PROVIDED RECORDS:
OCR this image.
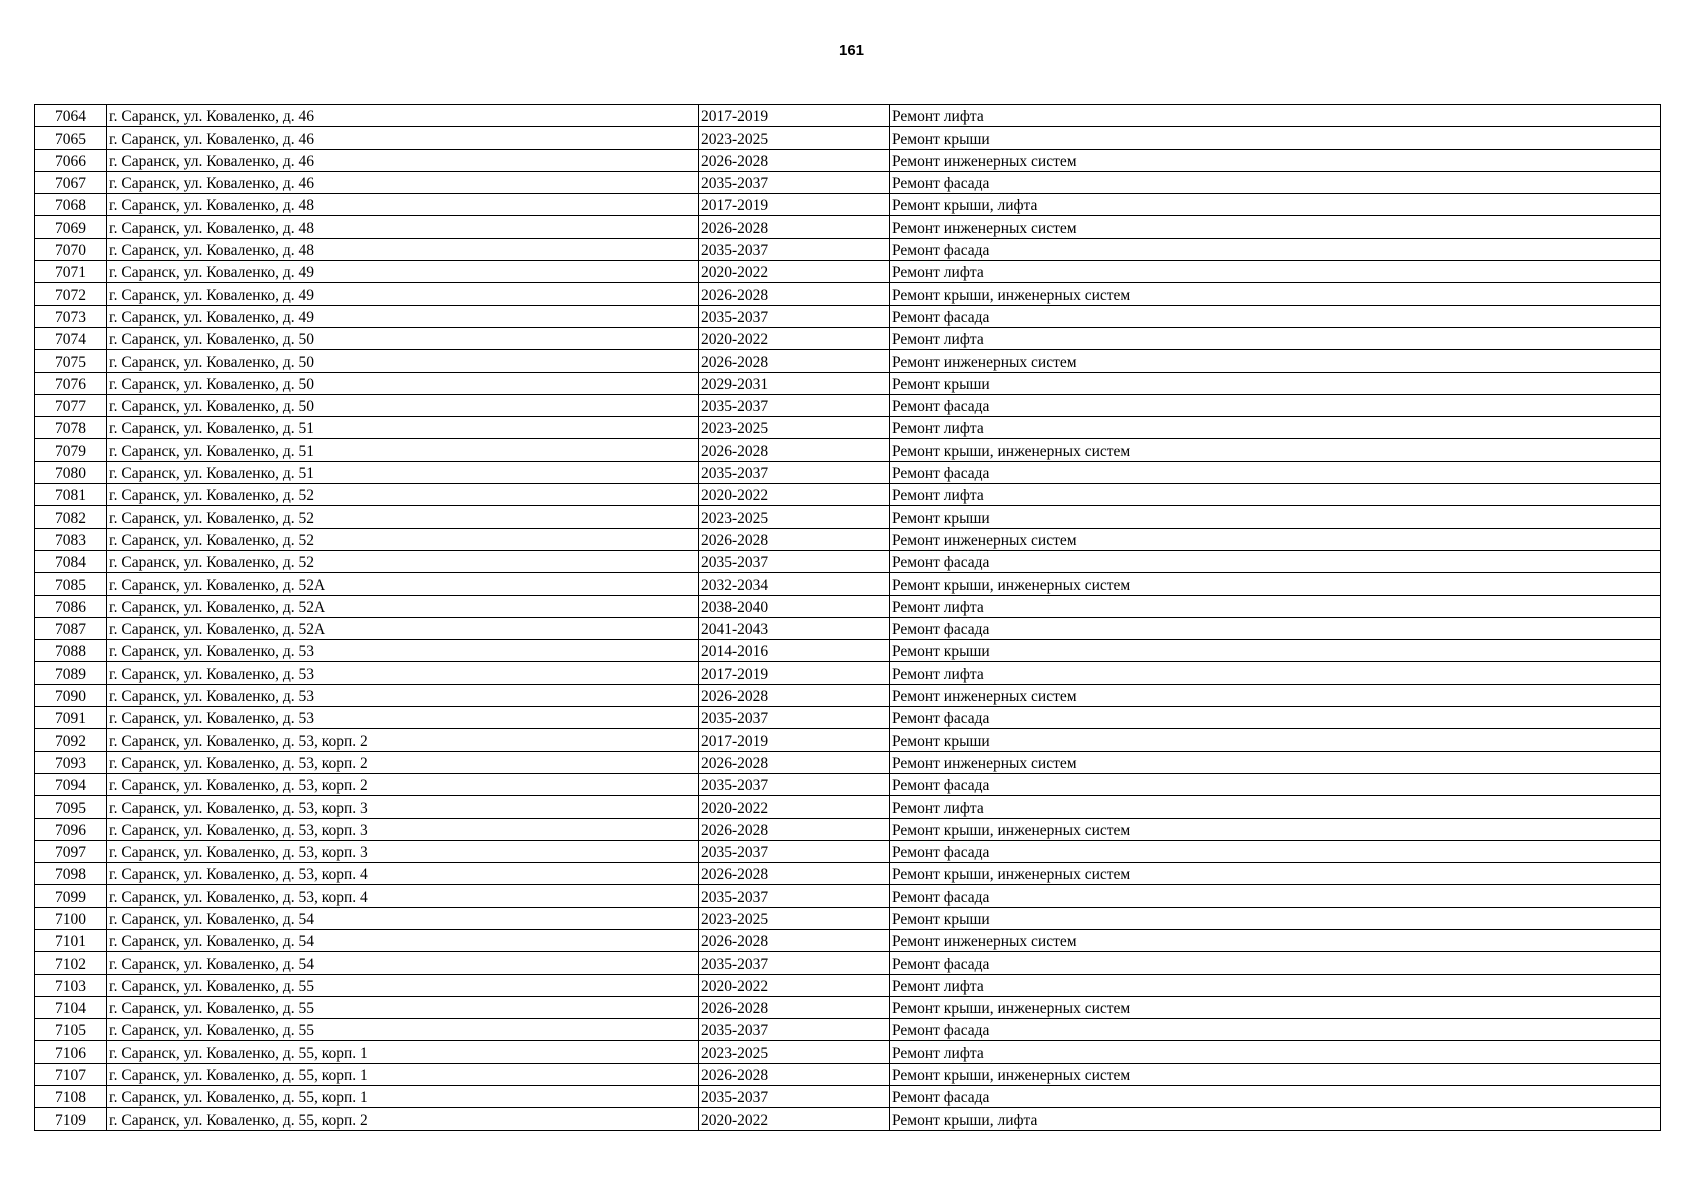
161
7064	г. Саранск, ул. Коваленко, д. 46	2017-2019	Ремонт лифта
7065	г. Саранск, ул. Коваленко, д. 46	2023-2025	Ремонт крыши
7066	г. Саранск, ул. Коваленко, д. 46	2026-2028	Ремонт инженерных систем
7067	г. Саранск, ул. Коваленко, д. 46	2035-2037	Ремонт фасада
7068	г. Саранск, ул. Коваленко, д. 48	2017-2019	Ремонт крыши, лифта
7069	г. Саранск, ул. Коваленко, д. 48	2026-2028	Ремонт инженерных систем
7070	г. Саранск, ул. Коваленко, д. 48	2035-2037	Ремонт фасада
7071	г. Саранск, ул. Коваленко, д. 49	2020-2022	Ремонт лифта
7072	г. Саранск, ул. Коваленко, д. 49	2026-2028	Ремонт крыши, инженерных систем
7073	г. Саранск, ул. Коваленко, д. 49	2035-2037	Ремонт фасада
7074	г. Саранск, ул. Коваленко, д. 50	2020-2022	Ремонт лифта
7075	г. Саранск, ул. Коваленко, д. 50	2026-2028	Ремонт инженерных систем
7076	г. Саранск, ул. Коваленко, д. 50	2029-2031	Ремонт крыши
7077	г. Саранск, ул. Коваленко, д. 50	2035-2037	Ремонт фасада
7078	г. Саранск, ул. Коваленко, д. 51	2023-2025	Ремонт лифта
7079	г. Саранск, ул. Коваленко, д. 51	2026-2028	Ремонт крыши, инженерных систем
7080	г. Саранск, ул. Коваленко, д. 51	2035-2037	Ремонт фасада
7081	г. Саранск, ул. Коваленко, д. 52	2020-2022	Ремонт лифта
7082	г. Саранск, ул. Коваленко, д. 52	2023-2025	Ремонт крыши
7083	г. Саранск, ул. Коваленко, д. 52	2026-2028	Ремонт инженерных систем
7084	г. Саранск, ул. Коваленко, д. 52	2035-2037	Ремонт фасада
7085	г. Саранск, ул. Коваленко, д. 52А	2032-2034	Ремонт крыши, инженерных систем
7086	г. Саранск, ул. Коваленко, д. 52А	2038-2040	Ремонт лифта
7087	г. Саранск, ул. Коваленко, д. 52А	2041-2043	Ремонт фасада
7088	г. Саранск, ул. Коваленко, д. 53	2014-2016	Ремонт крыши
7089	г. Саранск, ул. Коваленко, д. 53	2017-2019	Ремонт лифта
7090	г. Саранск, ул. Коваленко, д. 53	2026-2028	Ремонт инженерных систем
7091	г. Саранск, ул. Коваленко, д. 53	2035-2037	Ремонт фасада
7092	г. Саранск, ул. Коваленко, д. 53, корп. 2	2017-2019	Ремонт крыши
7093	г. Саранск, ул. Коваленко, д. 53, корп. 2	2026-2028	Ремонт инженерных систем
7094	г. Саранск, ул. Коваленко, д. 53, корп. 2	2035-2037	Ремонт фасада
7095	г. Саранск, ул. Коваленко, д. 53, корп. 3	2020-2022	Ремонт лифта
7096	г. Саранск, ул. Коваленко, д. 53, корп. 3	2026-2028	Ремонт крыши, инженерных систем
7097	г. Саранск, ул. Коваленко, д. 53, корп. 3	2035-2037	Ремонт фасада
7098	г. Саранск, ул. Коваленко, д. 53, корп. 4	2026-2028	Ремонт крыши, инженерных систем
7099	г. Саранск, ул. Коваленко, д. 53, корп. 4	2035-2037	Ремонт фасада
7100	г. Саранск, ул. Коваленко, д. 54	2023-2025	Ремонт крыши
7101	г. Саранск, ул. Коваленко, д. 54	2026-2028	Ремонт инженерных систем
7102	г. Саранск, ул. Коваленко, д. 54	2035-2037	Ремонт фасада
7103	г. Саранск, ул. Коваленко, д. 55	2020-2022	Ремонт лифта
7104	г. Саранск, ул. Коваленко, д. 55	2026-2028	Ремонт крыши, инженерных систем
7105	г. Саранск, ул. Коваленко, д. 55	2035-2037	Ремонт фасада
7106	г. Саранск, ул. Коваленко, д. 55, корп. 1	2023-2025	Ремонт лифта
7107	г. Саранск, ул. Коваленко, д. 55, корп. 1	2026-2028	Ремонт крыши, инженерных систем
7108	г. Саранск, ул. Коваленко, д. 55, корп. 1	2035-2037	Ремонт фасада
7109	г. Саранск, ул. Коваленко, д. 55, корп. 2	2020-2022	Ремонт крыши, лифта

DIRECTIONS: Copy the data exactly. Any picture it contains is to be omitted.

COMPLETED EXERCISE:
OCR this image.
161
7064	г. Саранск, ул. Коваленко, д. 46	2017-2019	Ремонт лифта
7065	г. Саранск, ул. Коваленко, д. 46	2023-2025	Ремонт крыши
7066	г. Саранск, ул. Коваленко, д. 46	2026-2028	Ремонт инженерных систем
7067	г. Саранск, ул. Коваленко, д. 46	2035-2037	Ремонт фасада
7068	г. Саранск, ул. Коваленко, д. 48	2017-2019	Ремонт крыши, лифта
7069	г. Саранск, ул. Коваленко, д. 48	2026-2028	Ремонт инженерных систем
7070	г. Саранск, ул. Коваленко, д. 48	2035-2037	Ремонт фасада
7071	г. Саранск, ул. Коваленко, д. 49	2020-2022	Ремонт лифта
7072	г. Саранск, ул. Коваленко, д. 49	2026-2028	Ремонт крыши, инженерных систем
7073	г. Саранск, ул. Коваленко, д. 49	2035-2037	Ремонт фасада
7074	г. Саранск, ул. Коваленко, д. 50	2020-2022	Ремонт лифта
7075	г. Саранск, ул. Коваленко, д. 50	2026-2028	Ремонт инженерных систем
7076	г. Саранск, ул. Коваленко, д. 50	2029-2031	Ремонт крыши
7077	г. Саранск, ул. Коваленко, д. 50	2035-2037	Ремонт фасада
7078	г. Саранск, ул. Коваленко, д. 51	2023-2025	Ремонт лифта
7079	г. Саранск, ул. Коваленко, д. 51	2026-2028	Ремонт крыши, инженерных систем
7080	г. Саранск, ул. Коваленко, д. 51	2035-2037	Ремонт фасада
7081	г. Саранск, ул. Коваленко, д. 52	2020-2022	Ремонт лифта
7082	г. Саранск, ул. Коваленко, д. 52	2023-2025	Ремонт крыши
7083	г. Саранск, ул. Коваленко, д. 52	2026-2028	Ремонт инженерных систем
7084	г. Саранск, ул. Коваленко, д. 52	2035-2037	Ремонт фасада
7085	г. Саранск, ул. Коваленко, д. 52А	2032-2034	Ремонт крыши, инженерных систем
7086	г. Саранск, ул. Коваленко, д. 52А	2038-2040	Ремонт лифта
7087	г. Саранск, ул. Коваленко, д. 52А	2041-2043	Ремонт фасада
7088	г. Саранск, ул. Коваленко, д. 53	2014-2016	Ремонт крыши
7089	г. Саранск, ул. Коваленко, д. 53	2017-2019	Ремонт лифта
7090	г. Саранск, ул. Коваленко, д. 53	2026-2028	Ремонт инженерных систем
7091	г. Саранск, ул. Коваленко, д. 53	2035-2037	Ремонт фасада
7092	г. Саранск, ул. Коваленко, д. 53, корп. 2	2017-2019	Ремонт крыши
7093	г. Саранск, ул. Коваленко, д. 53, корп. 2	2026-2028	Ремонт инженерных систем
7094	г. Саранск, ул. Коваленко, д. 53, корп. 2	2035-2037	Ремонт фасада
7095	г. Саранск, ул. Коваленко, д. 53, корп. 3	2020-2022	Ремонт лифта
7096	г. Саранск, ул. Коваленко, д. 53, корп. 3	2026-2028	Ремонт крыши, инженерных систем
7097	г. Саранск, ул. Коваленко, д. 53, корп. 3	2035-2037	Ремонт фасада
7098	г. Саранск, ул. Коваленко, д. 53, корп. 4	2026-2028	Ремонт крыши, инженерных систем
7099	г. Саранск, ул. Коваленко, д. 53, корп. 4	2035-2037	Ремонт фасада
7100	г. Саранск, ул. Коваленко, д. 54	2023-2025	Ремонт крыши
7101	г. Саранск, ул. Коваленко, д. 54	2026-2028	Ремонт инженерных систем
7102	г. Саранск, ул. Коваленко, д. 54	2035-2037	Ремонт фасада
7103	г. Саранск, ул. Коваленко, д. 55	2020-2022	Ремонт лифта
7104	г. Саранск, ул. Коваленко, д. 55	2026-2028	Ремонт крыши, инженерных систем
7105	г. Саранск, ул. Коваленко, д. 55	2035-2037	Ремонт фасада
7106	г. Саранск, ул. Коваленко, д. 55, корп. 1	2023-2025	Ремонт лифта
7107	г. Саранск, ул. Коваленко, д. 55, корп. 1	2026-2028	Ремонт крыши, инженерных систем
7108	г. Саранск, ул. Коваленко, д. 55, корп. 1	2035-2037	Ремонт фасада
7109	г. Саранск, ул. Коваленко, д. 55, корп. 2	2020-2022	Ремонт крыши, лифта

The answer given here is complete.